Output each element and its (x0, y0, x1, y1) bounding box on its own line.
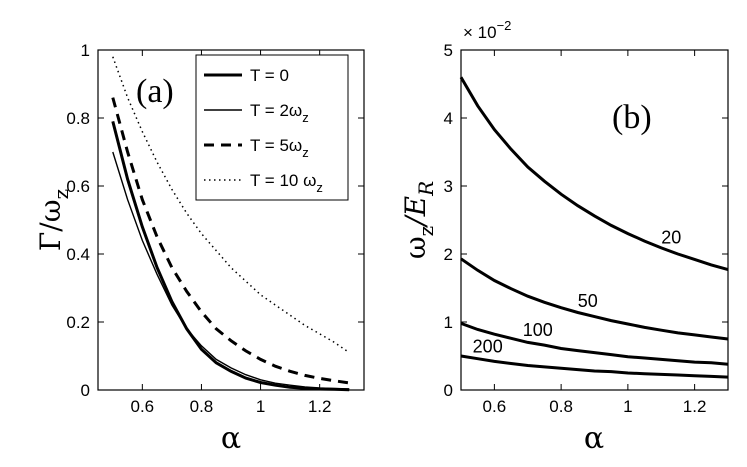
legend-entry-0-base: T = 0 (250, 66, 289, 85)
curve-100 (460, 321, 729, 366)
curve-20 (459, 76, 729, 272)
scale-note-exponent: −2 (497, 18, 512, 33)
legend-entry-3-sub: z (316, 180, 323, 195)
panel-b-ytick-label-1: 1 (444, 313, 453, 332)
series-line-2 (111, 97, 350, 385)
panel-b-ytick-label-0: 0 (444, 381, 453, 400)
legend-entry-1-sub: z (302, 110, 309, 125)
panel-b-ytick-label-4: 4 (444, 109, 453, 128)
panel-a-ytick-label-4: 0.8 (66, 109, 90, 128)
panel-b-xtick-label-2: 1 (623, 397, 632, 416)
legend-entry-1: T = 2ωz (250, 101, 309, 125)
panel-a-frame (97, 49, 365, 391)
panel-b-ytick-label-2: 2 (444, 245, 453, 264)
curve-50 (460, 257, 729, 341)
legend-entry-2: T = 5ωz (250, 136, 309, 160)
panel-b-xtick-label-1: 0.8 (549, 397, 573, 416)
panel-b-ytick-label-3: 3 (444, 177, 453, 196)
panel-a-xtick-label-0: 0.6 (131, 397, 155, 416)
panel-a-ylabel-base: Γ/ω (34, 199, 67, 251)
panel-a-ylabel: Γ/ωz (34, 189, 73, 251)
panel-a-xtick-label-1: 0.8 (190, 397, 214, 416)
panel-b-ytick-label-5: 5 (444, 41, 453, 60)
series-line-1 (112, 151, 350, 390)
panel-b-label: (b) (612, 99, 652, 136)
panel-b-xlabel: α (584, 421, 604, 456)
panel-a-ytick-label-3: 0.6 (66, 177, 90, 196)
legend-entry-2-base: T = 5ω (250, 136, 302, 155)
scale-note-text: × 10 (463, 23, 497, 42)
panel-a-xtick-label-3: 1.2 (308, 397, 332, 416)
panel-b: 0.6 0.8 1 1.2 0 1 2 3 4 5 20 50 100 200 (b) × 10−2 α… (399, 18, 729, 456)
panel-a-xtick-label-2: 1 (256, 397, 265, 416)
panel-a-curves (111, 56, 350, 392)
panel-a-ytick-label-5: 1 (81, 41, 90, 60)
panel-b-ticks: 0.6 0.8 1 1.2 0 1 2 3 4 5 (444, 41, 728, 416)
legend-box (195, 54, 349, 201)
panel-a: 0.6 0.8 1 1.2 0 0.2 0.4 0.6 0.8 1 (a) T = 0 T = 2ω… (34, 41, 365, 456)
legend-entry-2-sub: z (302, 145, 309, 160)
panel-b-ylabel-sub2: R (414, 181, 438, 197)
curve-label-20: 20 (661, 228, 681, 248)
panel-b-ylabel-base: ω (399, 236, 432, 259)
legend-entry-1-base: T = 2ω (250, 101, 302, 120)
panel-a-ytick-label-1: 0.2 (66, 313, 90, 332)
panel-a-ylabel-sub: z (49, 189, 73, 200)
legend-entry-0: T = 0 (250, 66, 289, 85)
panel-b-xtick-label-0: 0.6 (483, 397, 507, 416)
legend-entry-3-base: T = 10 ω (250, 171, 316, 190)
panel-b-ylabel: ωz/ER (399, 181, 438, 259)
series-line-0 (111, 121, 350, 392)
curve-label-100: 100 (523, 320, 553, 340)
panel-b-scale-note: × 10−2 (463, 18, 511, 42)
panel-b-ylabel-sub: z (414, 226, 438, 237)
panel-b-frame (460, 49, 729, 391)
panel-a-xlabel: α (221, 421, 241, 456)
panel-a-ytick-label-2: 0.4 (66, 245, 90, 264)
panel-a-label: (a) (136, 73, 174, 110)
curve-label-200: 200 (473, 336, 503, 356)
panel-b-ylabel-mid: /E (399, 196, 432, 229)
curve-label-50: 50 (578, 291, 598, 311)
panel-b-curves: 20 50 100 200 (459, 76, 729, 379)
curve-200 (460, 354, 729, 379)
panel-a-ytick-label-0: 0 (81, 381, 90, 400)
panel-b-xtick-label-3: 1.2 (683, 397, 707, 416)
panel-a-ticks: 0.6 0.8 1 1.2 0 0.2 0.4 0.6 0.8 1 (66, 41, 364, 416)
legend-entry-3: T = 10 ωz (250, 171, 323, 195)
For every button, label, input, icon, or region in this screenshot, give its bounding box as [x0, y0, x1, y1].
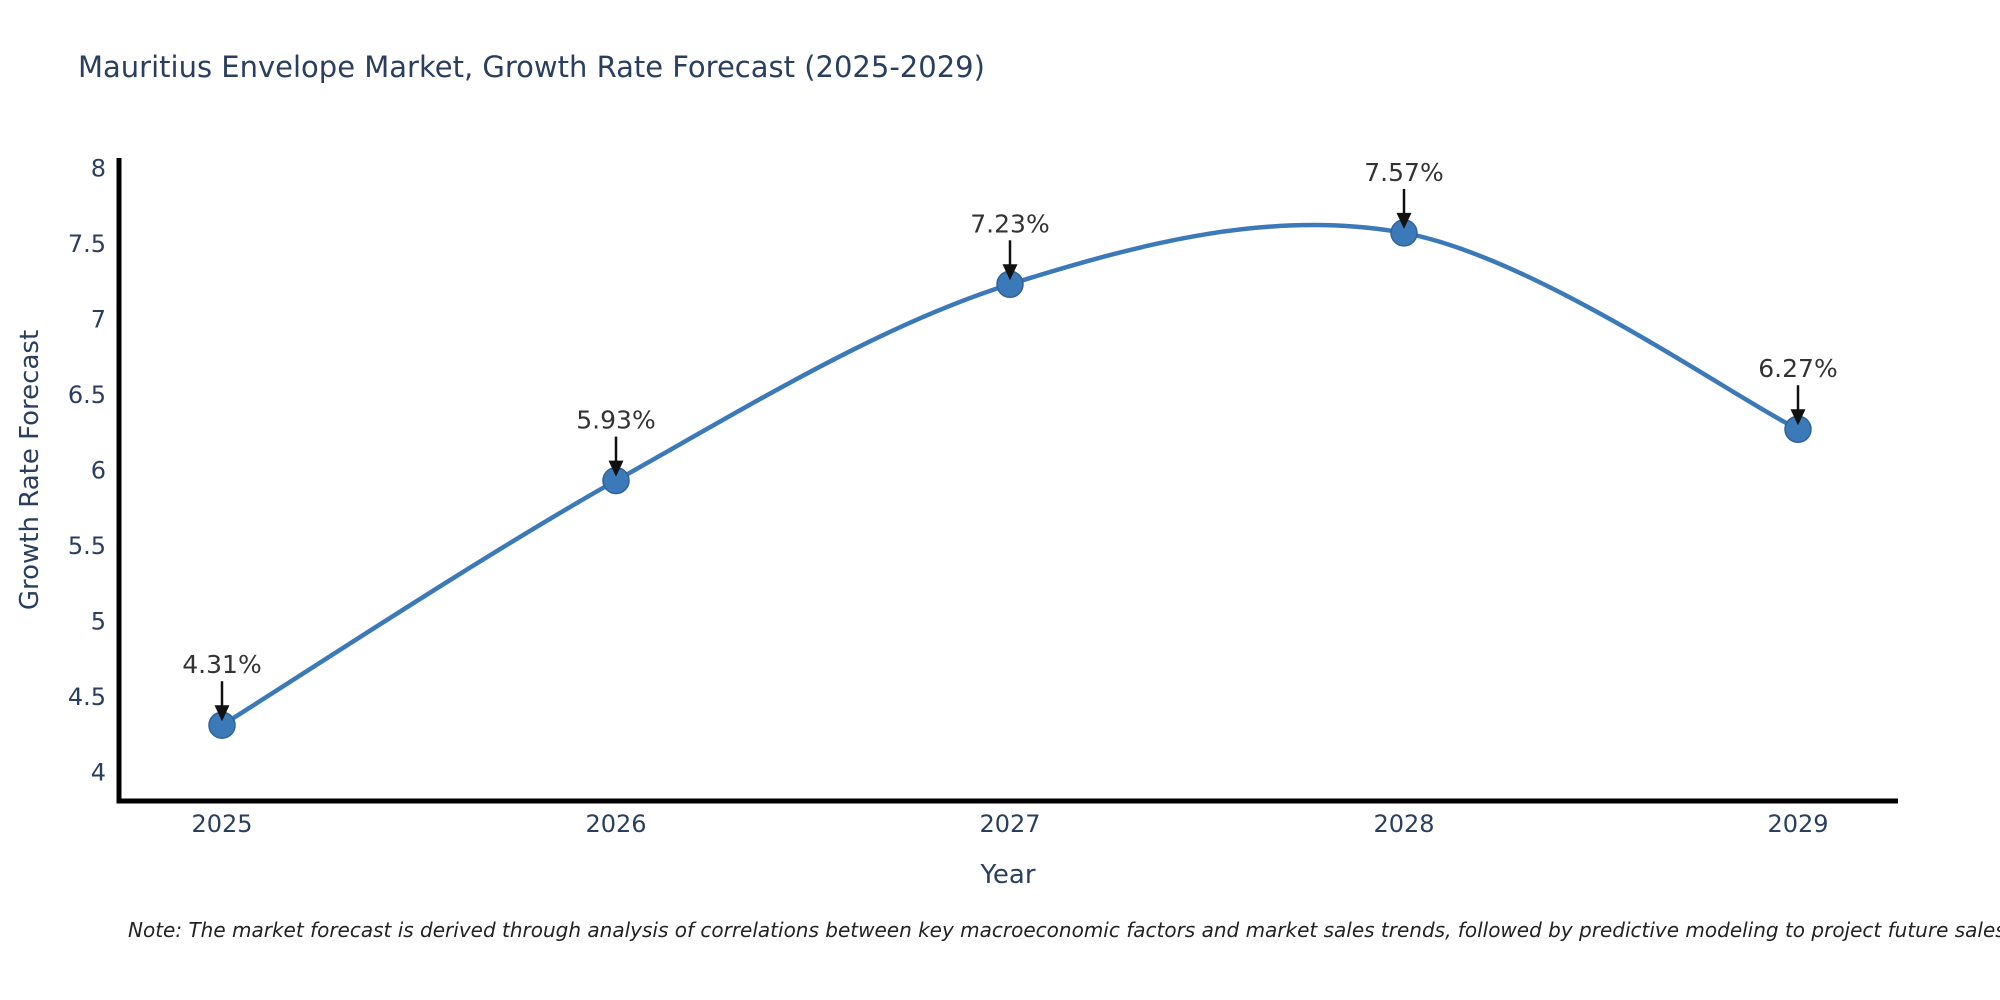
x-axis-title: Year [980, 860, 1036, 890]
x-tick-label: 2029 [1767, 810, 1828, 838]
annotations: 4.31% 5.93% 7.23% 7.57% 6.27% [182, 158, 1838, 722]
y-tick-labels: 4 4.5 5 5.5 6 6.5 7 7.5 8 [68, 155, 106, 787]
y-tick-label: 6 [91, 457, 106, 485]
annotation-arrowhead-icon [1002, 264, 1018, 281]
data-point-label: 7.23% [970, 209, 1049, 238]
data-point-label: 7.57% [1364, 158, 1443, 187]
y-tick-label: 4.5 [68, 683, 106, 711]
annotation-arrowhead-icon [1396, 212, 1412, 229]
y-tick-label: 8 [91, 155, 106, 183]
x-tick-label: 2025 [191, 810, 252, 838]
forecast-line [219, 222, 1801, 728]
chart-title: Mauritius Envelope Market, Growth Rate F… [78, 50, 985, 84]
y-tick-label: 6.5 [68, 381, 106, 409]
annotation-arrowhead-icon [214, 705, 230, 722]
x-tick-label: 2026 [585, 810, 646, 838]
y-tick-label: 5.5 [68, 532, 106, 560]
x-tick-label: 2028 [1373, 810, 1434, 838]
y-tick-label: 4 [91, 759, 106, 787]
x-tick-label: 2027 [979, 810, 1040, 838]
y-tick-label: 7.5 [68, 230, 106, 258]
data-point-label: 5.93% [576, 406, 655, 435]
y-tick-label: 7 [91, 306, 106, 334]
annotation-arrowhead-icon [1790, 409, 1806, 426]
data-point-label: 6.27% [1758, 354, 1837, 383]
x-tick-labels: 2025 2026 2027 2028 2029 [191, 810, 1828, 838]
footnote: Note: The market forecast is derived thr… [128, 918, 2000, 942]
y-tick-label: 5 [91, 608, 106, 636]
annotation-arrowhead-icon [608, 460, 624, 477]
data-point-label: 4.31% [182, 650, 261, 679]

==========

◆ **Work instructions**
Rewrite the whole listing above with every "annotation-arrowhead-icon" changed to "arrow-tip-icon" and nothing else altered. Don't include the pictures.

◆ **Complete output**
Output each element and its (x0, y0, x1, y1) bounding box on its own line.
legend-entry-0-base: T = 0 (250, 66, 289, 85)
curve-100 (460, 321, 729, 366)
curve-20 (459, 76, 729, 272)
scale-note-exponent: −2 (497, 18, 512, 33)
legend-entry-3-sub: z (316, 180, 323, 195)
panel-b-ytick-label-1: 1 (444, 313, 453, 332)
series-line-2 (111, 97, 350, 385)
panel-b-ytick-label-0: 0 (444, 381, 453, 400)
legend-entry-1-sub: z (302, 110, 309, 125)
panel-b-ytick-label-4: 4 (444, 109, 453, 128)
panel-a-ytick-label-4: 0.8 (66, 109, 90, 128)
panel-b-xtick-label-2: 1 (623, 397, 632, 416)
legend-entry-1: T = 2ωz (250, 101, 309, 125)
panel-a-frame (97, 49, 365, 391)
panel-b-ytick-label-2: 2 (444, 245, 453, 264)
curve-50 (460, 257, 729, 341)
legend-entry-2: T = 5ωz (250, 136, 309, 160)
panel-b-xtick-label-1: 0.8 (549, 397, 573, 416)
panel-b-ytick-label-3: 3 (444, 177, 453, 196)
panel-a-xtick-label-0: 0.6 (131, 397, 155, 416)
panel-a-ylabel-base: Γ/ω (34, 199, 67, 251)
panel-a-ylabel: Γ/ωz (34, 189, 73, 251)
panel-a-xtick-label-1: 0.8 (190, 397, 214, 416)
panel-b-ytick-label-5: 5 (444, 41, 453, 60)
series-line-1 (112, 151, 350, 390)
panel-b-label: (b) (612, 99, 652, 136)
panel-b-xlabel: α (584, 421, 604, 456)
panel-a-ytick-label-3: 0.6 (66, 177, 90, 196)
legend-entry-2-base: T = 5ω (250, 136, 302, 155)
scale-note-text: × 10 (463, 23, 497, 42)
panel-a-xtick-label-3: 1.2 (308, 397, 332, 416)
panel-b: 0.6 0.8 1 1.2 0 1 2 3 4 5 20 50 100 200 (b) × 10−2 α… (399, 18, 729, 456)
panel-a-xtick-label-2: 1 (256, 397, 265, 416)
panel-a-curves (111, 56, 350, 392)
panel-a-ytick-label-5: 1 (81, 41, 90, 60)
panel-b-ticks: 0.6 0.8 1 1.2 0 1 2 3 4 5 (444, 41, 728, 416)
legend-box (195, 54, 349, 201)
panel-a: 0.6 0.8 1 1.2 0 0.2 0.4 0.6 0.8 1 (a) T = 0 T = 2ω… (34, 41, 365, 456)
legend-entry-2-sub: z (302, 145, 309, 160)
panel-b-ylabel-sub2: R (414, 181, 438, 197)
curve-label-20: 20 (661, 228, 681, 248)
panel-b-ylabel-base: ω (399, 236, 432, 259)
legend-entry-1-base: T = 2ω (250, 101, 302, 120)
panel-a-ytick-label-1: 0.2 (66, 313, 90, 332)
panel-a-ylabel-sub: z (49, 189, 73, 200)
legend-entry-0: T = 0 (250, 66, 289, 85)
panel-b-xtick-label-0: 0.6 (483, 397, 507, 416)
legend-entry-3-base: T = 10 ω (250, 171, 316, 190)
panel-b-ylabel: ωz/ER (399, 181, 438, 259)
series-line-0 (111, 121, 350, 392)
curve-label-100: 100 (523, 320, 553, 340)
panel-b-scale-note: × 10−2 (463, 18, 511, 42)
panel-b-ylabel-sub: z (414, 226, 438, 237)
panel-b-frame (460, 49, 729, 391)
panel-a-xlabel: α (221, 421, 241, 456)
panel-a-ytick-label-2: 0.4 (66, 245, 90, 264)
panel-a-label: (a) (136, 73, 174, 110)
curve-label-200: 200 (473, 336, 503, 356)
panel-b-ylabel-mid: /E (399, 196, 432, 229)
curve-label-50: 50 (578, 291, 598, 311)
panel-b-curves: 20 50 100 200 (459, 76, 729, 379)
curve-200 (460, 354, 729, 379)
panel-a-ytick-label-0: 0 (81, 381, 90, 400)
panel-b-xtick-label-3: 1.2 (683, 397, 707, 416)
panel-a-ticks: 0.6 0.8 1 1.2 0 0.2 0.4 0.6 0.8 1 (66, 41, 364, 416)
legend-entry-3: T = 10 ωz (250, 171, 323, 195)
For every button, label, input, icon, or region in this screenshot, give its bounding box as [x0, y0, x1, y1].
x-axis-title: Year [980, 860, 1036, 890]
x-tick-label: 2029 [1767, 810, 1828, 838]
annotations: 4.31% 5.93% 7.23% 7.57% 6.27% [182, 158, 1838, 722]
y-tick-labels: 4 4.5 5 5.5 6 6.5 7 7.5 8 [68, 155, 106, 787]
y-tick-label: 6 [91, 457, 106, 485]
arrow-tip-icon [1002, 264, 1018, 281]
data-point-label: 7.23% [970, 209, 1049, 238]
data-point-label: 7.57% [1364, 158, 1443, 187]
y-tick-label: 4.5 [68, 683, 106, 711]
arrow-tip-icon [1396, 212, 1412, 229]
y-tick-label: 8 [91, 155, 106, 183]
x-tick-label: 2025 [191, 810, 252, 838]
forecast-line [219, 222, 1801, 728]
chart-title: Mauritius Envelope Market, Growth Rate F… [78, 50, 985, 84]
y-tick-label: 6.5 [68, 381, 106, 409]
arrow-tip-icon [214, 705, 230, 722]
x-tick-label: 2026 [585, 810, 646, 838]
y-tick-label: 5.5 [68, 532, 106, 560]
x-tick-label: 2028 [1373, 810, 1434, 838]
y-tick-label: 4 [91, 759, 106, 787]
x-tick-label: 2027 [979, 810, 1040, 838]
y-tick-label: 7.5 [68, 230, 106, 258]
data-point-label: 5.93% [576, 406, 655, 435]
y-tick-label: 7 [91, 306, 106, 334]
arrow-tip-icon [1790, 409, 1806, 426]
data-point-label: 6.27% [1758, 354, 1837, 383]
x-tick-labels: 2025 2026 2027 2028 2029 [191, 810, 1828, 838]
footnote: Note: The market forecast is derived thr… [128, 918, 2000, 942]
y-tick-label: 5 [91, 608, 106, 636]
arrow-tip-icon [608, 460, 624, 477]
data-point-label: 4.31% [182, 650, 261, 679]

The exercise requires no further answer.